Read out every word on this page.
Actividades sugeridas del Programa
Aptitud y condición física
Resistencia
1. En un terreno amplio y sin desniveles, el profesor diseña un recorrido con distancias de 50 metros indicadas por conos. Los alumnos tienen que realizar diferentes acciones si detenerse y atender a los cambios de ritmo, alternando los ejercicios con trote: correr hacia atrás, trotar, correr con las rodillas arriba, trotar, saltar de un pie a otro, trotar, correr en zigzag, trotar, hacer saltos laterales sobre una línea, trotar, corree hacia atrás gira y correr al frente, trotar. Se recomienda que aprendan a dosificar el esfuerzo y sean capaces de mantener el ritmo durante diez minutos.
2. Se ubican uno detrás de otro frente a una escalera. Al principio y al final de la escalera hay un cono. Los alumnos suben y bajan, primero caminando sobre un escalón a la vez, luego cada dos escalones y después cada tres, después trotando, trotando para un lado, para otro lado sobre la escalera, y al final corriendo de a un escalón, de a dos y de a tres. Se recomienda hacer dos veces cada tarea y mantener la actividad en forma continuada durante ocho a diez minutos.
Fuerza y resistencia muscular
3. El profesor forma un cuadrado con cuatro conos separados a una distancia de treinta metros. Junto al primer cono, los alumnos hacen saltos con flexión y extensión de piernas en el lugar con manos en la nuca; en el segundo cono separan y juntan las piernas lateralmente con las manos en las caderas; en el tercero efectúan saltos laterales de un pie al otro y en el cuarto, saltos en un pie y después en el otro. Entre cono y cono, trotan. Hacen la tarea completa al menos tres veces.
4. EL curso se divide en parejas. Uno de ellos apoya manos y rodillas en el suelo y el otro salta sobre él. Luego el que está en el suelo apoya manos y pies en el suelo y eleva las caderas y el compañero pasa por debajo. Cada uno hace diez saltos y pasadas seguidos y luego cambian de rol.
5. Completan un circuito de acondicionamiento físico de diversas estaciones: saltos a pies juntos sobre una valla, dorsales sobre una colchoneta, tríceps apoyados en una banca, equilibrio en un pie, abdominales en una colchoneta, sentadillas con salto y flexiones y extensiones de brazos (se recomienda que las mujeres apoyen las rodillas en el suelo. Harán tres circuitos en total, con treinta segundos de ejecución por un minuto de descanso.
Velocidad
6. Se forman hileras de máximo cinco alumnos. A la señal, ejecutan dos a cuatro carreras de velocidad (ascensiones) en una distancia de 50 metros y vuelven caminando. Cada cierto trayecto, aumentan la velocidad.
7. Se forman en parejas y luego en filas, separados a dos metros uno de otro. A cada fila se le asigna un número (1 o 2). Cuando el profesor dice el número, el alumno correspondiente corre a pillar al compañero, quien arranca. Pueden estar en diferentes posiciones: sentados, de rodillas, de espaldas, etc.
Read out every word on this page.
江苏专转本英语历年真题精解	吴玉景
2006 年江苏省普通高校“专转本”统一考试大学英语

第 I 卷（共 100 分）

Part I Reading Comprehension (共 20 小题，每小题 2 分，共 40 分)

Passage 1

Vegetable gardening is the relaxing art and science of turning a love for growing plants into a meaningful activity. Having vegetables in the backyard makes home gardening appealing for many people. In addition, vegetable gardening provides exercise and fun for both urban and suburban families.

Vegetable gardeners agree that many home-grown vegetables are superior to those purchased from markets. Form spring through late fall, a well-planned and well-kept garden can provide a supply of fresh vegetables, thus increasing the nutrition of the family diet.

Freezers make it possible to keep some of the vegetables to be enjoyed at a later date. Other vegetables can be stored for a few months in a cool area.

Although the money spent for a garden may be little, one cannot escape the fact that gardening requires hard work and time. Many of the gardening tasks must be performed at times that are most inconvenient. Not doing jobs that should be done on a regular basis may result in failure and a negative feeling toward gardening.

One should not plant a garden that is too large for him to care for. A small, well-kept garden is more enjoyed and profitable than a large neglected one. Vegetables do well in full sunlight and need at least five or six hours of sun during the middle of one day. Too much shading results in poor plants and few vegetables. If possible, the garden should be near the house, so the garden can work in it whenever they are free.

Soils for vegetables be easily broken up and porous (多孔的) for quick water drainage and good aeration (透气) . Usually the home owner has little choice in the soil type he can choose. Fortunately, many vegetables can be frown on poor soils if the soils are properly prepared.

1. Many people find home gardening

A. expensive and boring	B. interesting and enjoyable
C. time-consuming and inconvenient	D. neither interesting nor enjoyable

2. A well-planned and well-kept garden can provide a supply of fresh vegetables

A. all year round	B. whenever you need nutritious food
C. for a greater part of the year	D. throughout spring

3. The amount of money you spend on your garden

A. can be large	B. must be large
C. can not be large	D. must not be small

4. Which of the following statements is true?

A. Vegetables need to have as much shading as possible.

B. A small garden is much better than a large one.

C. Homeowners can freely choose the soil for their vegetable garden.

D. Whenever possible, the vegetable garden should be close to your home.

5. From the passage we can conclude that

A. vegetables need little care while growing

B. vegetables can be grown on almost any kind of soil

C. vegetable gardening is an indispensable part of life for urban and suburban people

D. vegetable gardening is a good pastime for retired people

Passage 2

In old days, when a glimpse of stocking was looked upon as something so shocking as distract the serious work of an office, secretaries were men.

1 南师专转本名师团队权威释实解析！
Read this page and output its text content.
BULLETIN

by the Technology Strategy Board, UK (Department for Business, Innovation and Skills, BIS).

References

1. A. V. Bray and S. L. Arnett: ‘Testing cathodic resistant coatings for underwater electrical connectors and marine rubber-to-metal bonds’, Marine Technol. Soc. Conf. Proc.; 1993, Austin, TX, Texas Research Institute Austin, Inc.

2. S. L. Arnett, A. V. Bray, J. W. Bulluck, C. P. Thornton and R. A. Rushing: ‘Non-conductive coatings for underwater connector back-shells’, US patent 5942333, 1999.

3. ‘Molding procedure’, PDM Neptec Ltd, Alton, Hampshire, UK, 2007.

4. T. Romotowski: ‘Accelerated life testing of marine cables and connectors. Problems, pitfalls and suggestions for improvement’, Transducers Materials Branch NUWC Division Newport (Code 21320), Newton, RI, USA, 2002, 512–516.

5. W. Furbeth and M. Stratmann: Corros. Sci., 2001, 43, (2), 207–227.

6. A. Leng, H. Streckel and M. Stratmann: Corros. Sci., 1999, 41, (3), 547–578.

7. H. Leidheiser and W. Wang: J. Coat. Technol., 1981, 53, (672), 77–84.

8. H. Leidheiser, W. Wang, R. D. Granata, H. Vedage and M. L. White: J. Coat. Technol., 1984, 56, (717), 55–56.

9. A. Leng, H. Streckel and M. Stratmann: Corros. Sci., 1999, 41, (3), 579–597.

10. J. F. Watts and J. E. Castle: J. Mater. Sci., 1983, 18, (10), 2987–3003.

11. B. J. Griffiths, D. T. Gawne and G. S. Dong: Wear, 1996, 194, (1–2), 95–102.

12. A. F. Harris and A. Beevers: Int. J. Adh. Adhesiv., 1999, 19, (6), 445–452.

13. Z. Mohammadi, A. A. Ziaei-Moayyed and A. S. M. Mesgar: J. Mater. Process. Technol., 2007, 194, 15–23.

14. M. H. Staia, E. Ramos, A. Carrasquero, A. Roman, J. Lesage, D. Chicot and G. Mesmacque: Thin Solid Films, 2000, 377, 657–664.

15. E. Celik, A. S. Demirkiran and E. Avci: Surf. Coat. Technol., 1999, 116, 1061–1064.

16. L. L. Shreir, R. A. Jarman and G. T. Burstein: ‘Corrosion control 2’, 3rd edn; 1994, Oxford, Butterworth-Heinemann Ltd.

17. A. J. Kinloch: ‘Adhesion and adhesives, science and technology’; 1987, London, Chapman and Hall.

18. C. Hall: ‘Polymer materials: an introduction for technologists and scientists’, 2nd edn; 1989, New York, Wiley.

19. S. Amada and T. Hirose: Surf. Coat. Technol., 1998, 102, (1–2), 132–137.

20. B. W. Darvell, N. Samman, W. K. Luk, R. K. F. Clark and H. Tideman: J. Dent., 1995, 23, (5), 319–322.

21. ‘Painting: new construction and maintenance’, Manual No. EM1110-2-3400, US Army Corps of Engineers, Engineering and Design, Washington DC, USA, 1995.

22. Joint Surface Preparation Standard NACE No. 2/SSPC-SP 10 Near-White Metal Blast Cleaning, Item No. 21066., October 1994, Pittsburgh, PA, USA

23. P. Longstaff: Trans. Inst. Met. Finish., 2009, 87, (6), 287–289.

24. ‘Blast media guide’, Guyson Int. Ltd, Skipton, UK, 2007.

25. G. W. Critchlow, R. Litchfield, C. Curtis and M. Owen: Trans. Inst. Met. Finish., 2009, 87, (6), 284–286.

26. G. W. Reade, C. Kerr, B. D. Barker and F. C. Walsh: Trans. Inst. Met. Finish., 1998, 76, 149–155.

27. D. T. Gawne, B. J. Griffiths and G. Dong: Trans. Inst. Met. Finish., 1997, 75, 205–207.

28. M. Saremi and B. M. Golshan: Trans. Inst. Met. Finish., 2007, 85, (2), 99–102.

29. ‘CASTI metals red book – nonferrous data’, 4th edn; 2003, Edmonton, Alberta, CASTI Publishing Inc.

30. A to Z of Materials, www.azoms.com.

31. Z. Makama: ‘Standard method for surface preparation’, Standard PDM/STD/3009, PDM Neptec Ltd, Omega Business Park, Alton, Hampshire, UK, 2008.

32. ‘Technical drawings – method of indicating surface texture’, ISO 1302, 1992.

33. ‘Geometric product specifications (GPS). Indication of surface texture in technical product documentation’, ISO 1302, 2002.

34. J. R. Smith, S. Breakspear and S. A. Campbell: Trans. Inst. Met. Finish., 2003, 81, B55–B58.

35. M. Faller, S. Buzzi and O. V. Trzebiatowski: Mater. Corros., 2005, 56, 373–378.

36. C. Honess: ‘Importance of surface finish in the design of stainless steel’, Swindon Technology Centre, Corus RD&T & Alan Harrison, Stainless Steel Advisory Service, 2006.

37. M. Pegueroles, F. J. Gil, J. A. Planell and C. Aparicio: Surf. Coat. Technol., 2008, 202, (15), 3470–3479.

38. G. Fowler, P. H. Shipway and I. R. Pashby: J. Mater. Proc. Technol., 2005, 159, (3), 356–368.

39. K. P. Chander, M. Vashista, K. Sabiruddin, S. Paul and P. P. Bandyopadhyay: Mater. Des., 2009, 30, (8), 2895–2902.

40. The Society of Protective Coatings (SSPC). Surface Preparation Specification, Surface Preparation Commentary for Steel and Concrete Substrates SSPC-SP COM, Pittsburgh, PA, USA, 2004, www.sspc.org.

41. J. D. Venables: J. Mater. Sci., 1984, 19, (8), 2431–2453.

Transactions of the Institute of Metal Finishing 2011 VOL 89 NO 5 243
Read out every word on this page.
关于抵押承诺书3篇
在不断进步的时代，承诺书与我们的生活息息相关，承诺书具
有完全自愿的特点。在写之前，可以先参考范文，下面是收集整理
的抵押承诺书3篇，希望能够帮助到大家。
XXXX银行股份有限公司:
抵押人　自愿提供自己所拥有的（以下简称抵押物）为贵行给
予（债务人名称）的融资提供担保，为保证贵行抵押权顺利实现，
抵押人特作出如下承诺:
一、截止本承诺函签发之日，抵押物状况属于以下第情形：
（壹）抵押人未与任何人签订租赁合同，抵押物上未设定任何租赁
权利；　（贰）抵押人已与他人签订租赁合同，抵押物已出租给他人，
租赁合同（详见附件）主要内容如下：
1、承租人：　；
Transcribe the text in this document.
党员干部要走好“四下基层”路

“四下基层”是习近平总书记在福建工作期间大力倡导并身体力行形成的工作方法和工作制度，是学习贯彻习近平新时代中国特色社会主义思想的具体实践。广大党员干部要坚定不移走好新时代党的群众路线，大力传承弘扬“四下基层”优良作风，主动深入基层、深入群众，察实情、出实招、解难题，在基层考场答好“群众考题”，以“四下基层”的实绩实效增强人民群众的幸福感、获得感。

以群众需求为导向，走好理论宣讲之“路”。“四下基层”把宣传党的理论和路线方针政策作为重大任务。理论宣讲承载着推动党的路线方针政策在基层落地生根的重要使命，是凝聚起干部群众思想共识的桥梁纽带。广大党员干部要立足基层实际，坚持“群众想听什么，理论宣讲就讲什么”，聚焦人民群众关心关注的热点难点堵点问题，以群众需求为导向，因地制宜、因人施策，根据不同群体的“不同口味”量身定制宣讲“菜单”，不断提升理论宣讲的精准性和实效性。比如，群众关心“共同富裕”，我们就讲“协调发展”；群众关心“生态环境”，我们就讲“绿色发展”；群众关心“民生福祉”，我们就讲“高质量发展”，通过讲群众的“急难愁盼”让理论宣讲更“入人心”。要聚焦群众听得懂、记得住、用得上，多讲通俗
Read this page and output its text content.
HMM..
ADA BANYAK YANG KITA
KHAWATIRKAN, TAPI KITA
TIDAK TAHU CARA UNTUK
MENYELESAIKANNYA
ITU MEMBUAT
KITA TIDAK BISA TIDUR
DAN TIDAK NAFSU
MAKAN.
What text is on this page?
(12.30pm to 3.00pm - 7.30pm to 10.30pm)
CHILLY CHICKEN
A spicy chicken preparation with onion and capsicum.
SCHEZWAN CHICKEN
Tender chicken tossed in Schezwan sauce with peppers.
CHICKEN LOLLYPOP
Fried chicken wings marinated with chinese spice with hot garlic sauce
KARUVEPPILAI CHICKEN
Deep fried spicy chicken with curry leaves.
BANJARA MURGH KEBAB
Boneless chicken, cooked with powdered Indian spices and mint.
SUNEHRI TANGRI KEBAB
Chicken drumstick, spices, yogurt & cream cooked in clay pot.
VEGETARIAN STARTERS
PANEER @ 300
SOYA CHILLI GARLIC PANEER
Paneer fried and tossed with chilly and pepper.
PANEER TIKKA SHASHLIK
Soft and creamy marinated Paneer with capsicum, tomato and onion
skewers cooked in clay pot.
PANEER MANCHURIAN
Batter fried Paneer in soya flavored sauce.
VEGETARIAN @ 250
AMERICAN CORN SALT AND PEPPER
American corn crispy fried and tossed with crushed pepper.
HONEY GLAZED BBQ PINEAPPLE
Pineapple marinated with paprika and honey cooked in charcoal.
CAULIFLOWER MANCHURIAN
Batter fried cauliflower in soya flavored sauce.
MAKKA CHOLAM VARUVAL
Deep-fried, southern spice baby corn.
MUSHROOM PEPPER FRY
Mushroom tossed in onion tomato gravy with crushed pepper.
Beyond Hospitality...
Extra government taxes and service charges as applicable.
+++
◆ **Short task**:
Copy out exactly the lines between the line with "What text is on this page?" and the last line of the entries, counting both of those lines.

◆ **Output**:
What text is on this page?
(12.30pm to 3.00pm - 7.30pm to 10.30pm)
CHILLY CHICKEN
A spicy chicken preparation with onion and capsicum.
SCHEZWAN CHICKEN
Tender chicken tossed in Schezwan sauce with peppers.
CHICKEN LOLLYPOP
Fried chicken wings marinated with chinese spice with hot garlic sauce
KARUVEPPILAI CHICKEN
Deep fried spicy chicken with curry leaves.
BANJARA MURGH KEBAB
Boneless chicken, cooked with powdered Indian spices and mint.
SUNEHRI TANGRI KEBAB
Chicken drumstick, spices, yogurt & cream cooked in clay pot.
VEGETARIAN STARTERS
PANEER @ 300
SOYA CHILLI GARLIC PANEER
Paneer fried and tossed with chilly and pepper.
PANEER TIKKA SHASHLIK
Soft and creamy marinated Paneer with capsicum, tomato and onion
skewers cooked in clay pot.
PANEER MANCHURIAN
Batter fried Paneer in soya flavored sauce.
VEGETARIAN @ 250
AMERICAN CORN SALT AND PEPPER
American corn crispy fried and tossed with crushed pepper.
HONEY GLAZED BBQ PINEAPPLE
Pineapple marinated with paprika and honey cooked in charcoal.
CAULIFLOWER MANCHURIAN
Batter fried cauliflower in soya flavored sauce.
MAKKA CHOLAM VARUVAL
Deep-fried, southern spice baby corn.
MUSHROOM PEPPER FRY
Mushroom tossed in onion tomato gravy with crushed pepper.
Beyond Hospitality...
Extra government taxes and service charges as applicable.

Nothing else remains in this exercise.